- **What you have to do**: Keep only the lines that hold the string "Марии", filtering out the rest of the entries below.

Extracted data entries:
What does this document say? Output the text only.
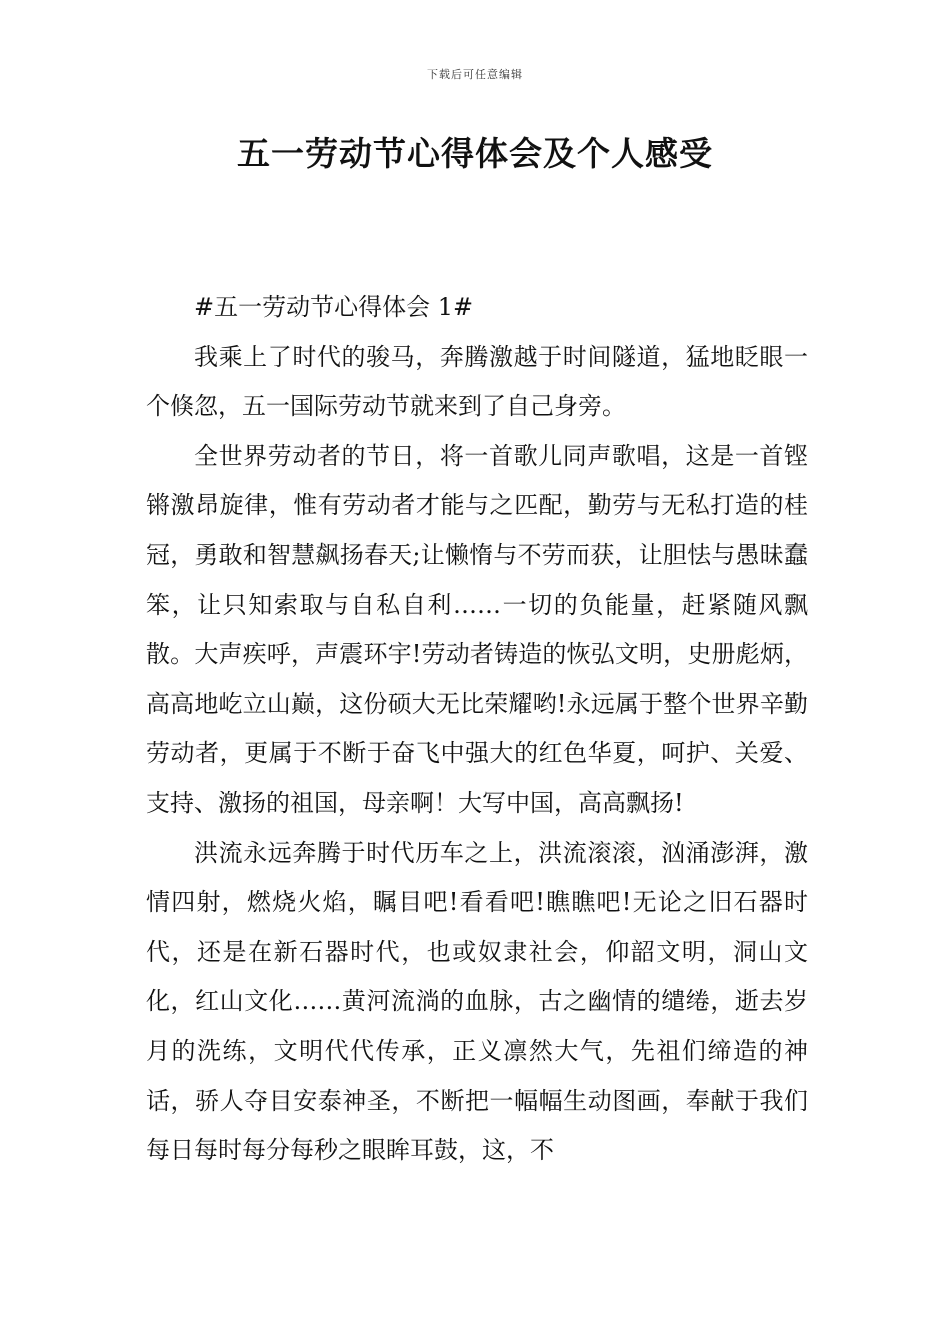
下载后可任意编辑
五一劳动节心得体会及个人感受

#五一劳动节心得体会 1#

我乘上了时代的骏马，奔腾激越于时间隧道，猛地眨眼一个倏忽，五一国际劳动节就来到了自己身旁。

全世界劳动者的节日，将一首歌儿同声歌唱，这是一首铿锵激昂旋律，惟有劳动者才能与之匹配，勤劳与无私打造的桂冠，勇敢和智慧飙扬春天;让懒惰与不劳而获，让胆怯与愚昧蠢笨，让只知索取与自私自利……一切的负能量，赶紧随风飘散。大声疾呼，声震环宇!劳动者铸造的恢弘文明，史册彪炳，高高地屹立山巅，这份硕大无比荣耀哟!永远属于整个世界辛勤劳动者，更属于不断于奋飞中强大的红色华夏，呵护、关爱、支持、激扬的祖国，母亲啊！大写中国，高高飘扬!

洪流永远奔腾于时代历车之上，洪流滚滚，汹涌澎湃，激情四射，燃烧火焰，瞩目吧!看看吧!瞧瞧吧!无论之旧石器时代，还是在新石器时代，也或奴隶社会，仰韶文明，洞山文化，红山文化……黄河流淌的血脉，古之幽情的缱绻，逝去岁月的洗练，文明代代传承，正义凛然大气，先祖们缔造的神话，骄人夺目安泰神圣，不断把一幅幅生动图画，奉献于我们每日每时每分每秒之眼眸耳鼓，这，不
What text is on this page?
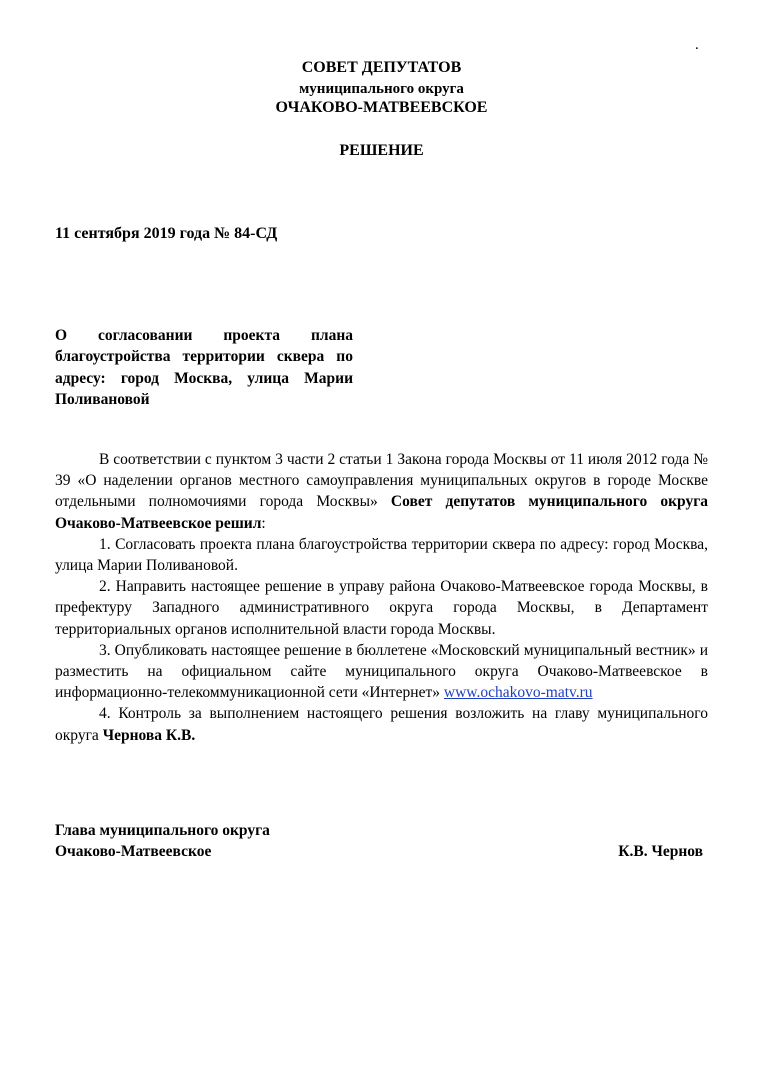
.
СОВЕТ ДЕПУТАТОВ
муниципального округа
ОЧАКОВО-МАТВЕЕВСКОЕ
РЕШЕНИЕ
11 сентября 2019 года № 84-СД
О согласовании проекта плана благоустройства территории сквера по адресу: город Москва, улица Марии Поливановой

В соответствии с пунктом 3 части 2 статьи 1 Закона города Москвы от 11 июля 2012 года № 39 «О наделении органов местного самоуправления муниципальных округов в городе Москве отдельными полномочиями города Москвы» Совет депутатов муниципального округа Очаково-Матвеевское решил:

1. Согласовать проекта плана благоустройства территории сквера по адресу: город Москва, улица Марии Поливановой.

2. Направить настоящее решение в управу района Очаково-Матвеевское города Москвы, в префектуру Западного административного округа города Москвы, в Департамент территориальных органов исполнительной власти города Москвы.

3. Опубликовать настоящее решение в бюллетене «Московский муниципальный вестник» и разместить на официальном сайте муниципального округа Очаково-Матвеевское в информационно-телекоммуникационной сети «Интернет» www.ochakovo-matv.ru

4. Контроль за выполнением настоящего решения возложить на главу муниципального округа Чернова К.В.

Глава муниципального округа
Очаково-Матвеевское	К.В. Чернов
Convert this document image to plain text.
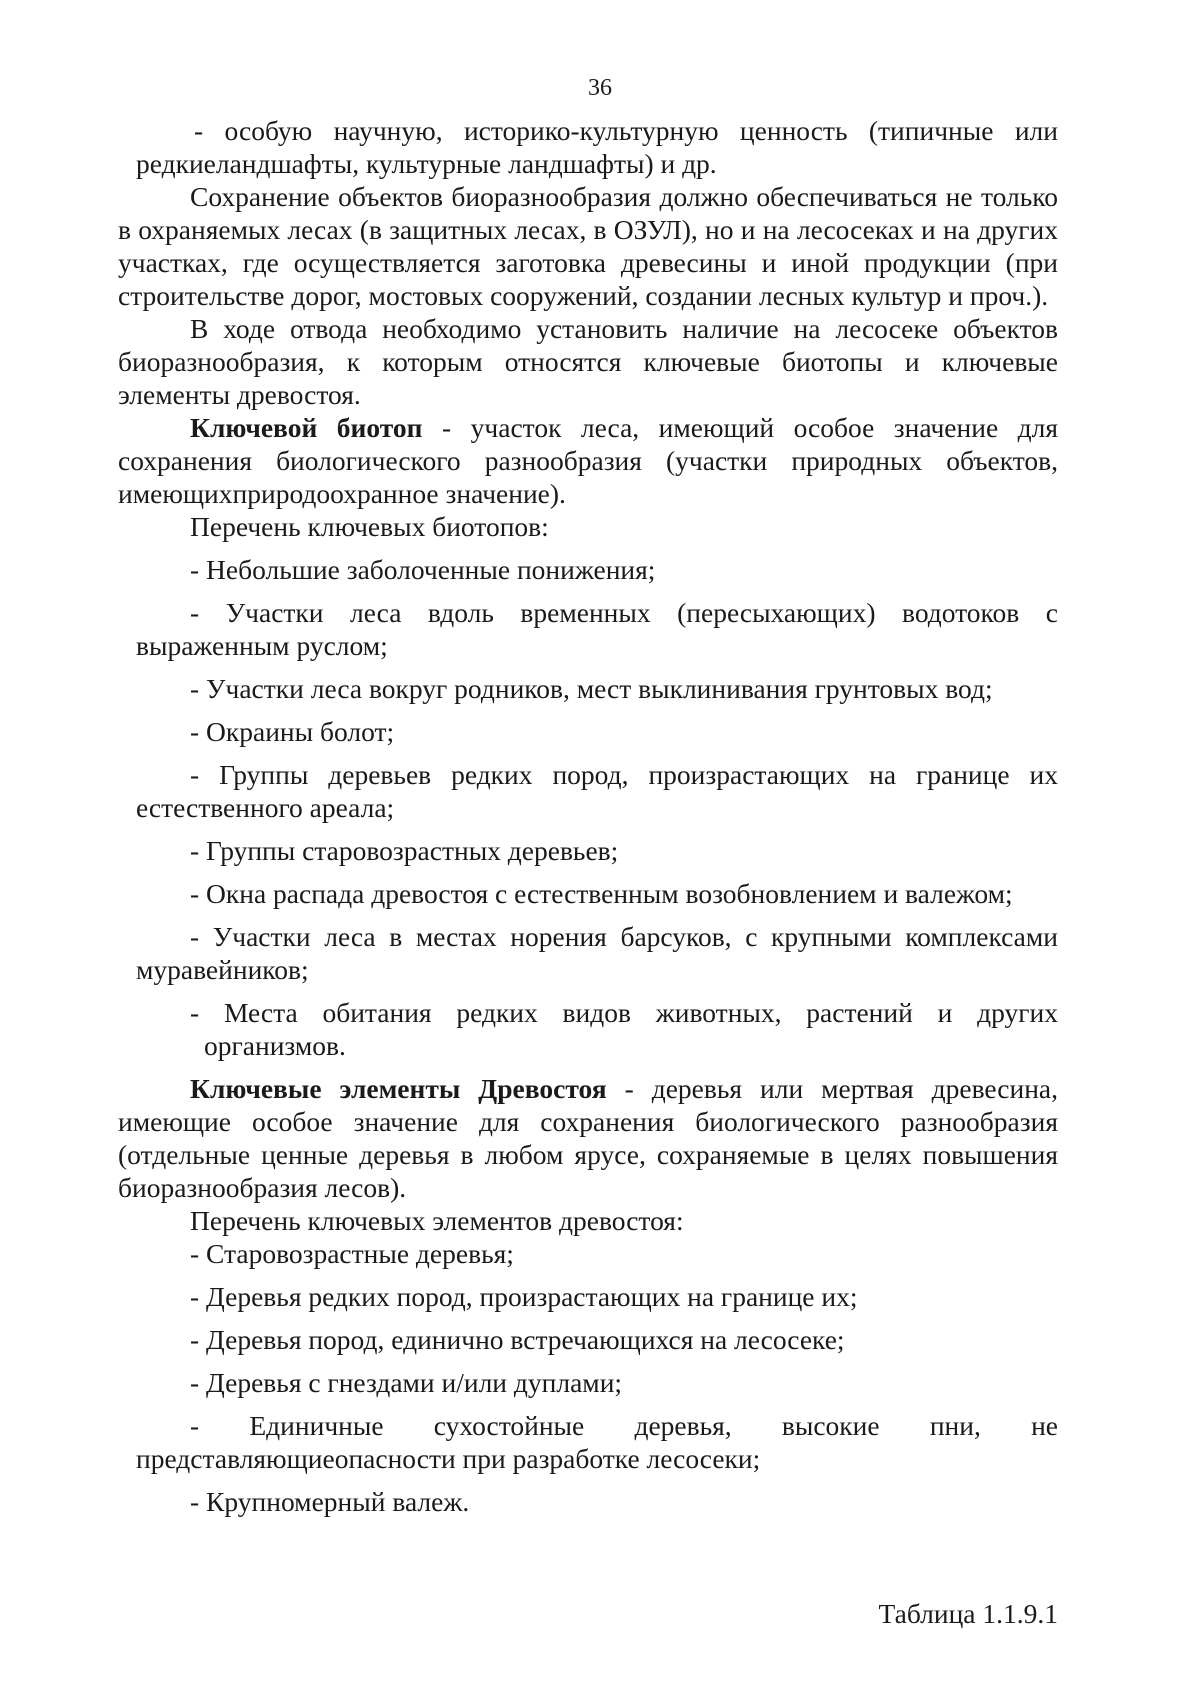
36

- особую научную, историко-культурную ценность (типичные или редкиеландшафты, культурные ландшафты) и др.

Сохранение объектов биоразнообразия должно обеспечиваться не только в охраняемых лесах (в защитных лесах, в ОЗУЛ), но и на лесосеках и на других участках, где осуществляется заготовка древесины и иной продукции (при строительстве дорог, мостовых сооружений, создании лесных культур и проч.).

В ходе отвода необходимо установить наличие на лесосеке объектов биоразнообразия, к которым относятся ключевые биотопы и ключевые элементы древостоя.

Ключевой биотоп - участок леса, имеющий особое значение для сохранения биологического разнообразия (участки природных объектов, имеющихприродоохранное значение).

Перечень ключевых биотопов:

- Небольшие заболоченные понижения;

- Участки леса вдоль временных (пересыхающих) водотоков с выраженным руслом;

- Участки леса вокруг родников, мест выклинивания грунтовых вод;

- Окраины болот;

- Группы деревьев редких пород, произрастающих на границе их естественного ареала;

- Группы старовозрастных деревьев;

- Окна распада древостоя с естественным возобновлением и валежом;

- Участки леса в местах норения барсуков, с крупными комплексами муравейников;

- Места обитания редких видов животных, растений и других организмов.

Ключевые элементы Древостоя - деревья или мертвая древесина, имеющие особое значение для сохранения биологического разнообразия (отдельные ценные деревья в любом ярусе, сохраняемые в целях повышения биоразнообразия лесов).

Перечень ключевых элементов древостоя:

- Старовозрастные деревья;

- Деревья редких пород, произрастающих на границе их;

- Деревья пород, единично встречающихся на лесосеке;

- Деревья с гнездами и/или дуплами;

- Единичные сухостойные деревья, высокие пни, не представляющиеопасности при разработке лесосеки;

- Крупномерный валеж.

Таблица 1.1.9.1
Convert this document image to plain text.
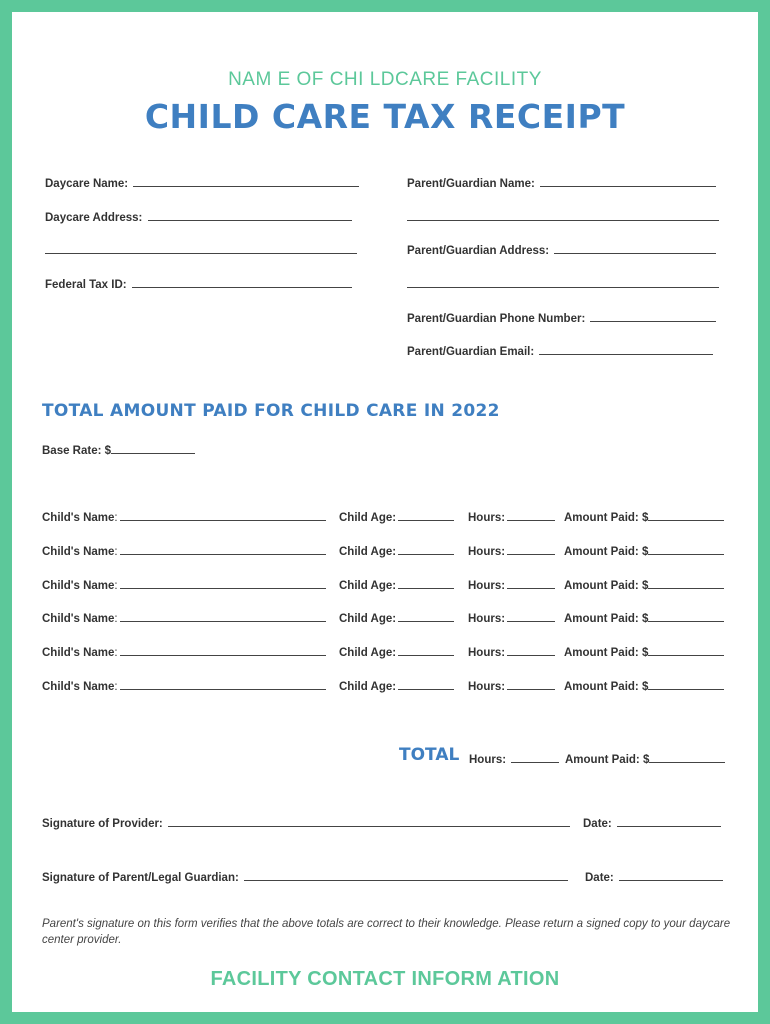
NAM E OF CHI LDCARE FACILITY
CHILD CARE TAX RECEIPT
Daycare Name:
Daycare Address:
Federal Tax ID:
Parent/Guardian Name:
Parent/Guardian Address:
Parent/Guardian Phone Number:
Parent/Guardian Email:
TOTAL AMOUNT PAID FOR CHILD CARE IN 2022
Base Rate: $
TOTAL Hours:	Amount Paid: $
Signature of Provider:	Date:
Signature of Parent/Legal Guardian:	Date:
Parent's signature on this form verifies that the above totals are correct to their knowledge. Please return a signed copy to your daycare center provider.
FACILITY CONTACT INFORM ATION
Child's Name:	Child Age:	Hours:	Amount Paid: $
Child's Name:	Child Age:	Hours:	Amount Paid: $
Child's Name:	Child Age:	Hours:	Amount Paid: $
Child's Name:	Child Age:	Hours:	Amount Paid: $
Child's Name:	Child Age:	Hours:	Amount Paid: $
Child's Name:	Child Age:	Hours:	Amount Paid: $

- **Solution below**:
О согласовании проекта плана благоустройства территории сквера по адресу: город Москва, улица Марии Поливановой
1. Согласовать проекта плана благоустройства территории сквера по адресу: город Москва, улица Марии Поливановой.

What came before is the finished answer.